*REQUIREMENTS:*
Reproduce each of the following rows verbatim, in the same order.

*SUPPLIED ENTRIES:*
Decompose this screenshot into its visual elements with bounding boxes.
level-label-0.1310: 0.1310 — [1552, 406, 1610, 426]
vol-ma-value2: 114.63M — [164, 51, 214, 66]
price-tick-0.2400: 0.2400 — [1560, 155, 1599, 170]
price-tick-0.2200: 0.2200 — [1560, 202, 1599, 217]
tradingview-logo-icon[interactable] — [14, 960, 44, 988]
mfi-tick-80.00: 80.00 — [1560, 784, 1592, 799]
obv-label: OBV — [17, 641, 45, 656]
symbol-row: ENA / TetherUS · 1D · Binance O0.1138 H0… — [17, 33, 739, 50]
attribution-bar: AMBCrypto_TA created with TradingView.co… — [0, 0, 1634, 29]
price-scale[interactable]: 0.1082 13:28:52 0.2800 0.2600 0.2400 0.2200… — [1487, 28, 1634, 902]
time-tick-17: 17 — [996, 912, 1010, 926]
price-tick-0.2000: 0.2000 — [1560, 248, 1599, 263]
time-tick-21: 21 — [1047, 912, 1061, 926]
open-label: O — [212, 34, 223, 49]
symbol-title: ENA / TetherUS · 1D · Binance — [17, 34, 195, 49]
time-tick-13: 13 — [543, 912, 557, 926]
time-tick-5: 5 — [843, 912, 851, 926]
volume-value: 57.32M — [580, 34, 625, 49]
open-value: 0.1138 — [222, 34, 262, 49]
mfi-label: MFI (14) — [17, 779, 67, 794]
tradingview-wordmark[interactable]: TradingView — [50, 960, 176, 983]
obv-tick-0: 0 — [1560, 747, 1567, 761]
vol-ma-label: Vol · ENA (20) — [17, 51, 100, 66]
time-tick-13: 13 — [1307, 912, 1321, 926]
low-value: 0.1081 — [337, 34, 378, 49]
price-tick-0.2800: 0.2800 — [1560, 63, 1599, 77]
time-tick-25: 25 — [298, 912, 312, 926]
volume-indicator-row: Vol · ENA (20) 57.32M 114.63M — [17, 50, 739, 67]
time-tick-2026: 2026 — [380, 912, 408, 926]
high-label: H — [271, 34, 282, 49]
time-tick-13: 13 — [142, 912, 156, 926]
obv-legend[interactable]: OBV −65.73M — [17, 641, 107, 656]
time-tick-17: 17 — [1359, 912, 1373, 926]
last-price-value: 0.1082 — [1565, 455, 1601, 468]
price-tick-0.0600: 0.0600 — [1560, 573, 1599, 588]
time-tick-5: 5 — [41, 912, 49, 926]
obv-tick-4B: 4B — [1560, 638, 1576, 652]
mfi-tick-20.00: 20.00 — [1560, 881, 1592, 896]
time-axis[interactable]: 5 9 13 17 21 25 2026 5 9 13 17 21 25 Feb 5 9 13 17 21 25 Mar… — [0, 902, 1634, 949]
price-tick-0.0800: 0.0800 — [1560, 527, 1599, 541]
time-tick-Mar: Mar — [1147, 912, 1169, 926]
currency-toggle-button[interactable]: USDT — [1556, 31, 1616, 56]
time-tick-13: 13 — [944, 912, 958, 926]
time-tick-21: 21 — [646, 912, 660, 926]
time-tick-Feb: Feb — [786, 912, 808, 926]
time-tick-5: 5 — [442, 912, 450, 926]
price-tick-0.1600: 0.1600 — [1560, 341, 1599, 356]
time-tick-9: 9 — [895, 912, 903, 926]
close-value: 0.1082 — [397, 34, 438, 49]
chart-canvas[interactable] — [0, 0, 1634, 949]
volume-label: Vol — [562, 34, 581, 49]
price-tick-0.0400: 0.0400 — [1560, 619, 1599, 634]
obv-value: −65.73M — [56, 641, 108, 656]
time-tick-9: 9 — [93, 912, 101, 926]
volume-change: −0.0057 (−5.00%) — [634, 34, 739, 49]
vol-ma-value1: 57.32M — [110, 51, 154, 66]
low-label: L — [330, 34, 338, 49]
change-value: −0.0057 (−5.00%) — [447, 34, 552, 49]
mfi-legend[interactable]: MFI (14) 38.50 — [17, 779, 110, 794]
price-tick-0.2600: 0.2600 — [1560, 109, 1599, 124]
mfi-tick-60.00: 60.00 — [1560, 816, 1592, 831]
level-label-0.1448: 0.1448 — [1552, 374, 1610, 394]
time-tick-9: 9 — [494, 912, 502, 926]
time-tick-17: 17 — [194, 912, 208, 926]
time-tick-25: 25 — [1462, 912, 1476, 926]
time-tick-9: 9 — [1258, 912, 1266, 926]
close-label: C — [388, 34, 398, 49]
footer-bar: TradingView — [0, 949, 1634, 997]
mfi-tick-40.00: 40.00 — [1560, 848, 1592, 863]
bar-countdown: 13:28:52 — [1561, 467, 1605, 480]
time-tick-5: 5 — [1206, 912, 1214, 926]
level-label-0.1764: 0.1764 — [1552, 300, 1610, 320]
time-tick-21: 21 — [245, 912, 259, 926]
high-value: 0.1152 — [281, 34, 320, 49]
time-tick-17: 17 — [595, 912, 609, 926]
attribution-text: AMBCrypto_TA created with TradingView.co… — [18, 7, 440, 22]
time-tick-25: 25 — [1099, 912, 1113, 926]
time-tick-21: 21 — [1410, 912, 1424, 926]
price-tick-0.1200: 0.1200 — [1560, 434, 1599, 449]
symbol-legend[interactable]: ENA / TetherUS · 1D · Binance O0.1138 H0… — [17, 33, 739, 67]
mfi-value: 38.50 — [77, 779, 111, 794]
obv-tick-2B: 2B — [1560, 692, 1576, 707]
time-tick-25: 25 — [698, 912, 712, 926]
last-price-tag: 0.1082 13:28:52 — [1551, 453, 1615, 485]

*EXERCISE OUTPUT:*
Decompose this screenshot into its visual elements with bounding boxes.
level-label-0.1310: 0.1310 — [1552, 406, 1610, 426]
vol-ma-value2: 114.63M — [164, 51, 214, 66]
price-tick-0.2400: 0.2400 — [1560, 155, 1599, 170]
price-tick-0.2200: 0.2200 — [1560, 202, 1599, 217]
tradingview-logo-icon[interactable] — [14, 960, 44, 988]
mfi-tick-80.00: 80.00 — [1560, 784, 1592, 799]
obv-label: OBV — [17, 641, 45, 656]
symbol-row: ENA / TetherUS · 1D · Binance O0.1138 H0… — [17, 33, 739, 50]
attribution-bar: AMBCrypto_TA created with TradingView.co… — [0, 0, 1634, 29]
price-scale[interactable]: 0.1082 13:28:52 0.2800 0.2600 0.2400 0.2200… — [1487, 28, 1634, 902]
time-tick-17: 17 — [996, 912, 1010, 926]
price-tick-0.2000: 0.2000 — [1560, 248, 1599, 263]
time-tick-21: 21 — [1047, 912, 1061, 926]
open-label: O — [212, 34, 223, 49]
symbol-title: ENA / TetherUS · 1D · Binance — [17, 34, 195, 49]
time-tick-13: 13 — [543, 912, 557, 926]
time-tick-5: 5 — [843, 912, 851, 926]
volume-value: 57.32M — [580, 34, 625, 49]
open-value: 0.1138 — [222, 34, 262, 49]
mfi-label: MFI (14) — [17, 779, 67, 794]
tradingview-wordmark[interactable]: TradingView — [50, 960, 176, 983]
obv-tick-0: 0 — [1560, 747, 1567, 761]
vol-ma-label: Vol · ENA (20) — [17, 51, 100, 66]
time-tick-13: 13 — [1307, 912, 1321, 926]
low-value: 0.1081 — [337, 34, 378, 49]
price-tick-0.2800: 0.2800 — [1560, 63, 1599, 77]
time-tick-25: 25 — [298, 912, 312, 926]
volume-indicator-row: Vol · ENA (20) 57.32M 114.63M — [17, 50, 739, 67]
time-tick-2026: 2026 — [380, 912, 408, 926]
high-label: H — [271, 34, 282, 49]
time-tick-13: 13 — [142, 912, 156, 926]
obv-legend[interactable]: OBV −65.73M — [17, 641, 107, 656]
time-tick-17: 17 — [1359, 912, 1373, 926]
last-price-value: 0.1082 — [1565, 455, 1601, 468]
price-tick-0.0600: 0.0600 — [1560, 573, 1599, 588]
time-tick-5: 5 — [41, 912, 49, 926]
obv-tick-4B: 4B — [1560, 638, 1576, 652]
mfi-tick-20.00: 20.00 — [1560, 881, 1592, 896]
time-axis[interactable]: 5 9 13 17 21 25 2026 5 9 13 17 21 25 Feb 5 9 13 17 21 25 Mar… — [0, 902, 1634, 949]
price-tick-0.0800: 0.0800 — [1560, 527, 1599, 541]
time-tick-Mar: Mar — [1147, 912, 1169, 926]
currency-toggle-button[interactable]: USDT — [1556, 31, 1616, 56]
time-tick-13: 13 — [944, 912, 958, 926]
time-tick-21: 21 — [646, 912, 660, 926]
time-tick-Feb: Feb — [786, 912, 808, 926]
time-tick-5: 5 — [442, 912, 450, 926]
price-tick-0.1600: 0.1600 — [1560, 341, 1599, 356]
time-tick-9: 9 — [895, 912, 903, 926]
close-value: 0.1082 — [397, 34, 438, 49]
chart-canvas[interactable] — [0, 0, 1634, 949]
volume-label: Vol — [562, 34, 581, 49]
price-tick-0.0400: 0.0400 — [1560, 619, 1599, 634]
obv-value: −65.73M — [56, 641, 108, 656]
time-tick-9: 9 — [93, 912, 101, 926]
volume-change: −0.0057 (−5.00%) — [634, 34, 739, 49]
vol-ma-value1: 57.32M — [110, 51, 154, 66]
low-label: L — [330, 34, 338, 49]
change-value: −0.0057 (−5.00%) — [447, 34, 552, 49]
mfi-legend[interactable]: MFI (14) 38.50 — [17, 779, 110, 794]
price-tick-0.2600: 0.2600 — [1560, 109, 1599, 124]
mfi-tick-60.00: 60.00 — [1560, 816, 1592, 831]
level-label-0.1448: 0.1448 — [1552, 374, 1610, 394]
time-tick-9: 9 — [494, 912, 502, 926]
time-tick-17: 17 — [194, 912, 208, 926]
time-tick-25: 25 — [1462, 912, 1476, 926]
time-tick-9: 9 — [1258, 912, 1266, 926]
close-label: C — [388, 34, 398, 49]
footer-bar: TradingView — [0, 949, 1634, 997]
mfi-tick-40.00: 40.00 — [1560, 848, 1592, 863]
bar-countdown: 13:28:52 — [1561, 467, 1605, 480]
time-tick-5: 5 — [1206, 912, 1214, 926]
level-label-0.1764: 0.1764 — [1552, 300, 1610, 320]
time-tick-21: 21 — [245, 912, 259, 926]
high-value: 0.1152 — [281, 34, 320, 49]
time-tick-17: 17 — [595, 912, 609, 926]
attribution-text: AMBCrypto_TA created with TradingView.co… — [18, 7, 440, 22]
time-tick-25: 25 — [1099, 912, 1113, 926]
time-tick-21: 21 — [1410, 912, 1424, 926]
price-tick-0.1200: 0.1200 — [1560, 434, 1599, 449]
symbol-legend[interactable]: ENA / TetherUS · 1D · Binance O0.1138 H0… — [17, 33, 739, 67]
mfi-value: 38.50 — [77, 779, 111, 794]
obv-tick-2B: 2B — [1560, 692, 1576, 707]
time-tick-25: 25 — [698, 912, 712, 926]
last-price-tag: 0.1082 13:28:52 — [1551, 453, 1615, 485]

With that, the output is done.